> _Set exercise_:
Copy the data that follows, character for character, minus the pictures.

****************************************

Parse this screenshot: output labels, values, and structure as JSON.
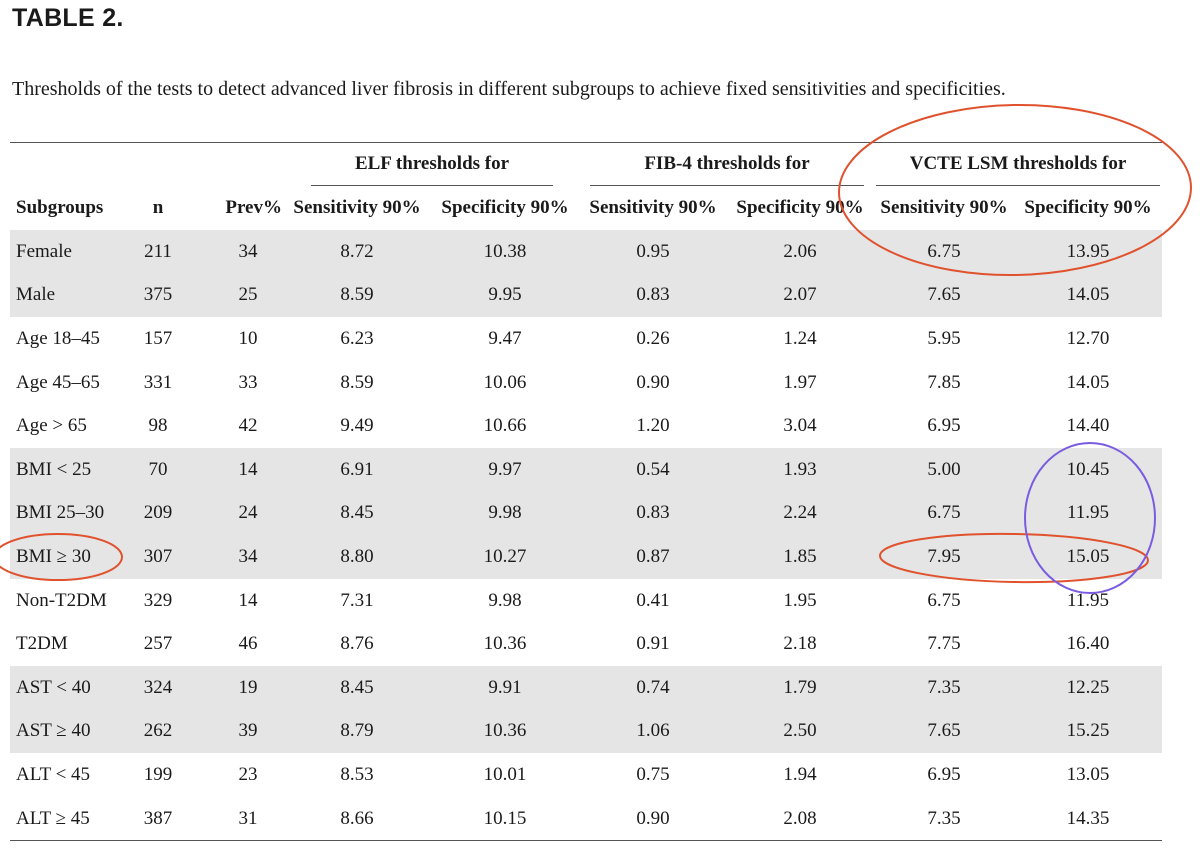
{
  "title": "TABLE 2.",
  "caption": "Thresholds of the tests to detect advanced liver fibrosis in different subgroups to achieve fixed sensitivities and specificities.",
  "group_headers": {
    "elf": "ELF thresholds for",
    "fib4": "FIB-4 thresholds for",
    "vcte": "VCTE LSM thresholds for"
  },
  "columns": [
    "Subgroups",
    "n",
    "Prev%",
    "Sensitivity 90%",
    "Specificity 90%",
    "Sensitivity 90%",
    "Specificity 90%",
    "Sensitivity 90%",
    "Specificity 90%"
  ],
  "rows": [
    {
      "subgroup": "Female",
      "n": "211",
      "prev": "34",
      "elf_sens": "8.72",
      "elf_spec": "10.38",
      "fib4_sens": "0.95",
      "fib4_spec": "2.06",
      "vcte_sens": "6.75",
      "vcte_spec": "13.95"
    },
    {
      "subgroup": "Male",
      "n": "375",
      "prev": "25",
      "elf_sens": "8.59",
      "elf_spec": "9.95",
      "fib4_sens": "0.83",
      "fib4_spec": "2.07",
      "vcte_sens": "7.65",
      "vcte_spec": "14.05"
    },
    {
      "subgroup": "Age 18–45",
      "n": "157",
      "prev": "10",
      "elf_sens": "6.23",
      "elf_spec": "9.47",
      "fib4_sens": "0.26",
      "fib4_spec": "1.24",
      "vcte_sens": "5.95",
      "vcte_spec": "12.70"
    },
    {
      "subgroup": "Age 45–65",
      "n": "331",
      "prev": "33",
      "elf_sens": "8.59",
      "elf_spec": "10.06",
      "fib4_sens": "0.90",
      "fib4_spec": "1.97",
      "vcte_sens": "7.85",
      "vcte_spec": "14.05"
    },
    {
      "subgroup": "Age > 65",
      "n": "98",
      "prev": "42",
      "elf_sens": "9.49",
      "elf_spec": "10.66",
      "fib4_sens": "1.20",
      "fib4_spec": "3.04",
      "vcte_sens": "6.95",
      "vcte_spec": "14.40"
    },
    {
      "subgroup": "BMI < 25",
      "n": "70",
      "prev": "14",
      "elf_sens": "6.91",
      "elf_spec": "9.97",
      "fib4_sens": "0.54",
      "fib4_spec": "1.93",
      "vcte_sens": "5.00",
      "vcte_spec": "10.45"
    },
    {
      "subgroup": "BMI 25–30",
      "n": "209",
      "prev": "24",
      "elf_sens": "8.45",
      "elf_spec": "9.98",
      "fib4_sens": "0.83",
      "fib4_spec": "2.24",
      "vcte_sens": "6.75",
      "vcte_spec": "11.95"
    },
    {
      "subgroup": "BMI ≥ 30",
      "n": "307",
      "prev": "34",
      "elf_sens": "8.80",
      "elf_spec": "10.27",
      "fib4_sens": "0.87",
      "fib4_spec": "1.85",
      "vcte_sens": "7.95",
      "vcte_spec": "15.05"
    },
    {
      "subgroup": "Non-T2DM",
      "n": "329",
      "prev": "14",
      "elf_sens": "7.31",
      "elf_spec": "9.98",
      "fib4_sens": "0.41",
      "fib4_spec": "1.95",
      "vcte_sens": "6.75",
      "vcte_spec": "11.95"
    },
    {
      "subgroup": "T2DM",
      "n": "257",
      "prev": "46",
      "elf_sens": "8.76",
      "elf_spec": "10.36",
      "fib4_sens": "0.91",
      "fib4_spec": "2.18",
      "vcte_sens": "7.75",
      "vcte_spec": "16.40"
    },
    {
      "subgroup": "AST < 40",
      "n": "324",
      "prev": "19",
      "elf_sens": "8.45",
      "elf_spec": "9.91",
      "fib4_sens": "0.74",
      "fib4_spec": "1.79",
      "vcte_sens": "7.35",
      "vcte_spec": "12.25"
    },
    {
      "subgroup": "AST ≥ 40",
      "n": "262",
      "prev": "39",
      "elf_sens": "8.79",
      "elf_spec": "10.36",
      "fib4_sens": "1.06",
      "fib4_spec": "2.50",
      "vcte_sens": "7.65",
      "vcte_spec": "15.25"
    },
    {
      "subgroup": "ALT < 45",
      "n": "199",
      "prev": "23",
      "elf_sens": "8.53",
      "elf_spec": "10.01",
      "fib4_sens": "0.75",
      "fib4_spec": "1.94",
      "vcte_sens": "6.95",
      "vcte_spec": "13.05"
    },
    {
      "subgroup": "ALT ≥ 45",
      "n": "387",
      "prev": "31",
      "elf_sens": "8.66",
      "elf_spec": "10.15",
      "fib4_sens": "0.90",
      "fib4_spec": "2.08",
      "vcte_sens": "7.35",
      "vcte_spec": "14.35"
    }
  ],
  "shaded_row_groups": [
    [
      0,
      1
    ],
    [
      5,
      6,
      7
    ],
    [
      10,
      11
    ]
  ],
  "annotations": {
    "red": "#e0522e",
    "purple": "#7a5ce0"
  }
}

****************************************

> _Problem solution_:
Parse this screenshot: output labels, values, and structure as JSON.
{
  "title": "TABLE 2.",
  "caption": "Thresholds of the tests to detect advanced liver fibrosis in different subgroups to achieve fixed sensitivities and specificities.",
  "group_headers": {
    "elf": "ELF thresholds for",
    "fib4": "FIB-4 thresholds for",
    "vcte": "VCTE LSM thresholds for"
  },
  "columns": [
    "Subgroups",
    "n",
    "Prev%",
    "Sensitivity 90%",
    "Specificity 90%",
    "Sensitivity 90%",
    "Specificity 90%",
    "Sensitivity 90%",
    "Specificity 90%"
  ],
  "rows": [
    {
      "subgroup": "Female",
      "n": "211",
      "prev": "34",
      "elf_sens": "8.72",
      "elf_spec": "10.38",
      "fib4_sens": "0.95",
      "fib4_spec": "2.06",
      "vcte_sens": "6.75",
      "vcte_spec": "13.95"
    },
    {
      "subgroup": "Male",
      "n": "375",
      "prev": "25",
      "elf_sens": "8.59",
      "elf_spec": "9.95",
      "fib4_sens": "0.83",
      "fib4_spec": "2.07",
      "vcte_sens": "7.65",
      "vcte_spec": "14.05"
    },
    {
      "subgroup": "Age 18–45",
      "n": "157",
      "prev": "10",
      "elf_sens": "6.23",
      "elf_spec": "9.47",
      "fib4_sens": "0.26",
      "fib4_spec": "1.24",
      "vcte_sens": "5.95",
      "vcte_spec": "12.70"
    },
    {
      "subgroup": "Age 45–65",
      "n": "331",
      "prev": "33",
      "elf_sens": "8.59",
      "elf_spec": "10.06",
      "fib4_sens": "0.90",
      "fib4_spec": "1.97",
      "vcte_sens": "7.85",
      "vcte_spec": "14.05"
    },
    {
      "subgroup": "Age > 65",
      "n": "98",
      "prev": "42",
      "elf_sens": "9.49",
      "elf_spec": "10.66",
      "fib4_sens": "1.20",
      "fib4_spec": "3.04",
      "vcte_sens": "6.95",
      "vcte_spec": "14.40"
    },
    {
      "subgroup": "BMI < 25",
      "n": "70",
      "prev": "14",
      "elf_sens": "6.91",
      "elf_spec": "9.97",
      "fib4_sens": "0.54",
      "fib4_spec": "1.93",
      "vcte_sens": "5.00",
      "vcte_spec": "10.45"
    },
    {
      "subgroup": "BMI 25–30",
      "n": "209",
      "prev": "24",
      "elf_sens": "8.45",
      "elf_spec": "9.98",
      "fib4_sens": "0.83",
      "fib4_spec": "2.24",
      "vcte_sens": "6.75",
      "vcte_spec": "11.95"
    },
    {
      "subgroup": "BMI ≥ 30",
      "n": "307",
      "prev": "34",
      "elf_sens": "8.80",
      "elf_spec": "10.27",
      "fib4_sens": "0.87",
      "fib4_spec": "1.85",
      "vcte_sens": "7.95",
      "vcte_spec": "15.05"
    },
    {
      "subgroup": "Non-T2DM",
      "n": "329",
      "prev": "14",
      "elf_sens": "7.31",
      "elf_spec": "9.98",
      "fib4_sens": "0.41",
      "fib4_spec": "1.95",
      "vcte_sens": "6.75",
      "vcte_spec": "11.95"
    },
    {
      "subgroup": "T2DM",
      "n": "257",
      "prev": "46",
      "elf_sens": "8.76",
      "elf_spec": "10.36",
      "fib4_sens": "0.91",
      "fib4_spec": "2.18",
      "vcte_sens": "7.75",
      "vcte_spec": "16.40"
    },
    {
      "subgroup": "AST < 40",
      "n": "324",
      "prev": "19",
      "elf_sens": "8.45",
      "elf_spec": "9.91",
      "fib4_sens": "0.74",
      "fib4_spec": "1.79",
      "vcte_sens": "7.35",
      "vcte_spec": "12.25"
    },
    {
      "subgroup": "AST ≥ 40",
      "n": "262",
      "prev": "39",
      "elf_sens": "8.79",
      "elf_spec": "10.36",
      "fib4_sens": "1.06",
      "fib4_spec": "2.50",
      "vcte_sens": "7.65",
      "vcte_spec": "15.25"
    },
    {
      "subgroup": "ALT < 45",
      "n": "199",
      "prev": "23",
      "elf_sens": "8.53",
      "elf_spec": "10.01",
      "fib4_sens": "0.75",
      "fib4_spec": "1.94",
      "vcte_sens": "6.95",
      "vcte_spec": "13.05"
    },
    {
      "subgroup": "ALT ≥ 45",
      "n": "387",
      "prev": "31",
      "elf_sens": "8.66",
      "elf_spec": "10.15",
      "fib4_sens": "0.90",
      "fib4_spec": "2.08",
      "vcte_sens": "7.35",
      "vcte_spec": "14.35"
    }
  ],
  "shaded_row_groups": [
    [
      0,
      1
    ],
    [
      5,
      6,
      7
    ],
    [
      10,
      11
    ]
  ],
  "annotations": {
    "red": "#e0522e",
    "purple": "#7a5ce0"
  }
}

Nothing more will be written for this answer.